**YOUR OBJECTIVE:** Note how many lines hold "illustration" and report that number by itself.

- - - - -

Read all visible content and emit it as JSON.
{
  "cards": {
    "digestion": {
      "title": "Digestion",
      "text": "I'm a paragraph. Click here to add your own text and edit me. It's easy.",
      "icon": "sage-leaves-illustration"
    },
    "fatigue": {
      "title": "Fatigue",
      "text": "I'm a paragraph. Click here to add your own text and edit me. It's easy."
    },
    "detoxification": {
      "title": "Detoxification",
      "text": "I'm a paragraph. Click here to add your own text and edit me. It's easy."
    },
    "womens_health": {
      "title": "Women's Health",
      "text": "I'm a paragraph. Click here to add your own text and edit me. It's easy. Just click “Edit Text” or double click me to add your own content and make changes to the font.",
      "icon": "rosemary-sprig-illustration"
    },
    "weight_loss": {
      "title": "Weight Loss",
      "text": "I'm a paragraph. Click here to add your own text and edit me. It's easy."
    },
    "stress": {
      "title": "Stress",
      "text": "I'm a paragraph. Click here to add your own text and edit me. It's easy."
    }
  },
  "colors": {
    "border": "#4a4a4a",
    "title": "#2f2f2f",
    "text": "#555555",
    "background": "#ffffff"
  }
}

- - - - -

**THE RESULT:** 2